Records from a data collection:
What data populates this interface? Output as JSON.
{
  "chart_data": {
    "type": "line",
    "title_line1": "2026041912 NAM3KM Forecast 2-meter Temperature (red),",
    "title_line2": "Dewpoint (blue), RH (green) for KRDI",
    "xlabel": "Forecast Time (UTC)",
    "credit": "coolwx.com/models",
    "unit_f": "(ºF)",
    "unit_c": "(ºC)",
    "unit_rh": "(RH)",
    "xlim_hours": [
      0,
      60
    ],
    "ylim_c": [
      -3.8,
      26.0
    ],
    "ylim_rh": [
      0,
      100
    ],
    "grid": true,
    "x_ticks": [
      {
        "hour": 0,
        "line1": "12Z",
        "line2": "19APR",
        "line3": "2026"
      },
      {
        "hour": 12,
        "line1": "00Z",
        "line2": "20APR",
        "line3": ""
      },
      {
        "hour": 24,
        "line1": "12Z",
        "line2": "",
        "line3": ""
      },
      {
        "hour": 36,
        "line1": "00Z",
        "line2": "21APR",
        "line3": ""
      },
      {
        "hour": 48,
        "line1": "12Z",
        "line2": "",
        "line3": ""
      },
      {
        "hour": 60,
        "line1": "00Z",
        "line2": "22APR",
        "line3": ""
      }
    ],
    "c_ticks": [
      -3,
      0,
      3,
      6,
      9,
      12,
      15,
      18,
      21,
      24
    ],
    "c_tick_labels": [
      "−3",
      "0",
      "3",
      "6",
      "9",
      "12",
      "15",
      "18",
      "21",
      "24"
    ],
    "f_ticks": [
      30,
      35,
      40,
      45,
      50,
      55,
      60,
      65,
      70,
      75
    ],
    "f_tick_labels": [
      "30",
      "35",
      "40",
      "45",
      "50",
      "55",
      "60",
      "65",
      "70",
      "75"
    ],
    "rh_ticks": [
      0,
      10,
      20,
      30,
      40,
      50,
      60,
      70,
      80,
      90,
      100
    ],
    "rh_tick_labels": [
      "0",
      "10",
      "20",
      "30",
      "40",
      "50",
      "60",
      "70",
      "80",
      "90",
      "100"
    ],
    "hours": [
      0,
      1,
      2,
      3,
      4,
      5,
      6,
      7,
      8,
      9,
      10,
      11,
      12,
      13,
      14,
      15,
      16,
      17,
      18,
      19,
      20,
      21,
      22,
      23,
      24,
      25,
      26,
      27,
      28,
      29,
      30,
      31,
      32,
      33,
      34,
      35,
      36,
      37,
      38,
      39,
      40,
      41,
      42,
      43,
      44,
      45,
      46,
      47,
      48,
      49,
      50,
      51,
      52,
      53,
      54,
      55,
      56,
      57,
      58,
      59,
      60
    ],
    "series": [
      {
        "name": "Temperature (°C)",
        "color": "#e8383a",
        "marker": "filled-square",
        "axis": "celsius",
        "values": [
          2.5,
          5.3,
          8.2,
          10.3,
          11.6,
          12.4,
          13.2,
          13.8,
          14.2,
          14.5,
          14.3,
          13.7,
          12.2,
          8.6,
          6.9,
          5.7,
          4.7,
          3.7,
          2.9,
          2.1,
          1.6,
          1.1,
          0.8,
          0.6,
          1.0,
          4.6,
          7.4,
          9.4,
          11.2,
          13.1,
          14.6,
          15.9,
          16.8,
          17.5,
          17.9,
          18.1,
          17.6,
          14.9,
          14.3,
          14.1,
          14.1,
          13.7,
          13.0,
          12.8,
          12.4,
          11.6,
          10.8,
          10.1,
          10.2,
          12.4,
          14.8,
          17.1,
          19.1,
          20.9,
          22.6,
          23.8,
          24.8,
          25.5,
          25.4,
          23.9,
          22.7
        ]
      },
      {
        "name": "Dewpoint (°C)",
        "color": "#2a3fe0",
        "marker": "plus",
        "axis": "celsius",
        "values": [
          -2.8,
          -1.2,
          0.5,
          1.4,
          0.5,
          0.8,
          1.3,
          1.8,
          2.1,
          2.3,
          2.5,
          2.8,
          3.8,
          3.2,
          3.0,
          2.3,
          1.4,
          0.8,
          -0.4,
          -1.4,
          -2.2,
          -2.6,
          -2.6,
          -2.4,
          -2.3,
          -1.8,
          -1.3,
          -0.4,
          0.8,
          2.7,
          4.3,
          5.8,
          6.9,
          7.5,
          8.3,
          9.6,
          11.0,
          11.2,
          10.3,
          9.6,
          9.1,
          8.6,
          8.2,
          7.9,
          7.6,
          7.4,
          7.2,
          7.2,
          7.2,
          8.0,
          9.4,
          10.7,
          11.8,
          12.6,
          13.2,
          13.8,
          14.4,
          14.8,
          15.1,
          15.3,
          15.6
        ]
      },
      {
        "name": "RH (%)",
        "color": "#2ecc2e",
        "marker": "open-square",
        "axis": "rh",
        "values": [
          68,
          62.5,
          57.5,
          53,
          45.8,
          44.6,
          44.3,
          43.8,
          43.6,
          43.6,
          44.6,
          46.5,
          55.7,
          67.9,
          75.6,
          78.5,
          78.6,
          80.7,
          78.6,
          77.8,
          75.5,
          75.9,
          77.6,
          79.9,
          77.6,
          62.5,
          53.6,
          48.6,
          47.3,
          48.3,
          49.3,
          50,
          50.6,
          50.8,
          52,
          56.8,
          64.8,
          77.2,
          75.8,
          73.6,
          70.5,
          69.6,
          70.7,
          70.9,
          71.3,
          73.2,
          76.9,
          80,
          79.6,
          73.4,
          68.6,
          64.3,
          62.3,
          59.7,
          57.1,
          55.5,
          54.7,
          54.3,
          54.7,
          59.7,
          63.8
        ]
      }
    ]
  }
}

* **Prompt**
Word for word, extract all the records.

* **Solved exercise**
What data populates this interface? Output as JSON.
{
  "chart_data": {
    "type": "line",
    "title_line1": "2026041912 NAM3KM Forecast 2-meter Temperature (red),",
    "title_line2": "Dewpoint (blue), RH (green) for KRDI",
    "xlabel": "Forecast Time (UTC)",
    "credit": "coolwx.com/models",
    "unit_f": "(ºF)",
    "unit_c": "(ºC)",
    "unit_rh": "(RH)",
    "xlim_hours": [
      0,
      60
    ],
    "ylim_c": [
      -3.8,
      26.0
    ],
    "ylim_rh": [
      0,
      100
    ],
    "grid": true,
    "x_ticks": [
      {
        "hour": 0,
        "line1": "12Z",
        "line2": "19APR",
        "line3": "2026"
      },
      {
        "hour": 12,
        "line1": "00Z",
        "line2": "20APR",
        "line3": ""
      },
      {
        "hour": 24,
        "line1": "12Z",
        "line2": "",
        "line3": ""
      },
      {
        "hour": 36,
        "line1": "00Z",
        "line2": "21APR",
        "line3": ""
      },
      {
        "hour": 48,
        "line1": "12Z",
        "line2": "",
        "line3": ""
      },
      {
        "hour": 60,
        "line1": "00Z",
        "line2": "22APR",
        "line3": ""
      }
    ],
    "c_ticks": [
      -3,
      0,
      3,
      6,
      9,
      12,
      15,
      18,
      21,
      24
    ],
    "c_tick_labels": [
      "−3",
      "0",
      "3",
      "6",
      "9",
      "12",
      "15",
      "18",
      "21",
      "24"
    ],
    "f_ticks": [
      30,
      35,
      40,
      45,
      50,
      55,
      60,
      65,
      70,
      75
    ],
    "f_tick_labels": [
      "30",
      "35",
      "40",
      "45",
      "50",
      "55",
      "60",
      "65",
      "70",
      "75"
    ],
    "rh_ticks": [
      0,
      10,
      20,
      30,
      40,
      50,
      60,
      70,
      80,
      90,
      100
    ],
    "rh_tick_labels": [
      "0",
      "10",
      "20",
      "30",
      "40",
      "50",
      "60",
      "70",
      "80",
      "90",
      "100"
    ],
    "hours": [
      0,
      1,
      2,
      3,
      4,
      5,
      6,
      7,
      8,
      9,
      10,
      11,
      12,
      13,
      14,
      15,
      16,
      17,
      18,
      19,
      20,
      21,
      22,
      23,
      24,
      25,
      26,
      27,
      28,
      29,
      30,
      31,
      32,
      33,
      34,
      35,
      36,
      37,
      38,
      39,
      40,
      41,
      42,
      43,
      44,
      45,
      46,
      47,
      48,
      49,
      50,
      51,
      52,
      53,
      54,
      55,
      56,
      57,
      58,
      59,
      60
    ],
    "series": [
      {
        "name": "Temperature (°C)",
        "color": "#e8383a",
        "marker": "filled-square",
        "axis": "celsius",
        "values": [
          2.5,
          5.3,
          8.2,
          10.3,
          11.6,
          12.4,
          13.2,
          13.8,
          14.2,
          14.5,
          14.3,
          13.7,
          12.2,
          8.6,
          6.9,
          5.7,
          4.7,
          3.7,
          2.9,
          2.1,
          1.6,
          1.1,
          0.8,
          0.6,
          1.0,
          4.6,
          7.4,
          9.4,
          11.2,
          13.1,
          14.6,
          15.9,
          16.8,
          17.5,
          17.9,
          18.1,
          17.6,
          14.9,
          14.3,
          14.1,
          14.1,
          13.7,
          13.0,
          12.8,
          12.4,
          11.6,
          10.8,
          10.1,
          10.2,
          12.4,
          14.8,
          17.1,
          19.1,
          20.9,
          22.6,
          23.8,
          24.8,
          25.5,
          25.4,
          23.9,
          22.7
        ]
      },
      {
        "name": "Dewpoint (°C)",
        "color": "#2a3fe0",
        "marker": "plus",
        "axis": "celsius",
        "values": [
          -2.8,
          -1.2,
          0.5,
          1.4,
          0.5,
          0.8,
          1.3,
          1.8,
          2.1,
          2.3,
          2.5,
          2.8,
          3.8,
          3.2,
          3.0,
          2.3,
          1.4,
          0.8,
          -0.4,
          -1.4,
          -2.2,
          -2.6,
          -2.6,
          -2.4,
          -2.3,
          -1.8,
          -1.3,
          -0.4,
          0.8,
          2.7,
          4.3,
          5.8,
          6.9,
          7.5,
          8.3,
          9.6,
          11.0,
          11.2,
          10.3,
          9.6,
          9.1,
          8.6,
          8.2,
          7.9,
          7.6,
          7.4,
          7.2,
          7.2,
          7.2,
          8.0,
          9.4,
          10.7,
          11.8,
          12.6,
          13.2,
          13.8,
          14.4,
          14.8,
          15.1,
          15.3,
          15.6
        ]
      },
      {
        "name": "RH (%)",
        "color": "#2ecc2e",
        "marker": "open-square",
        "axis": "rh",
        "values": [
          68,
          62.5,
          57.5,
          53,
          45.8,
          44.6,
          44.3,
          43.8,
          43.6,
          43.6,
          44.6,
          46.5,
          55.7,
          67.9,
          75.6,
          78.5,
          78.6,
          80.7,
          78.6,
          77.8,
          75.5,
          75.9,
          77.6,
          79.9,
          77.6,
          62.5,
          53.6,
          48.6,
          47.3,
          48.3,
          49.3,
          50,
          50.6,
          50.8,
          52,
          56.8,
          64.8,
          77.2,
          75.8,
          73.6,
          70.5,
          69.6,
          70.7,
          70.9,
          71.3,
          73.2,
          76.9,
          80,
          79.6,
          73.4,
          68.6,
          64.3,
          62.3,
          59.7,
          57.1,
          55.5,
          54.7,
          54.3,
          54.7,
          59.7,
          63.8
        ]
      }
    ]
  }
}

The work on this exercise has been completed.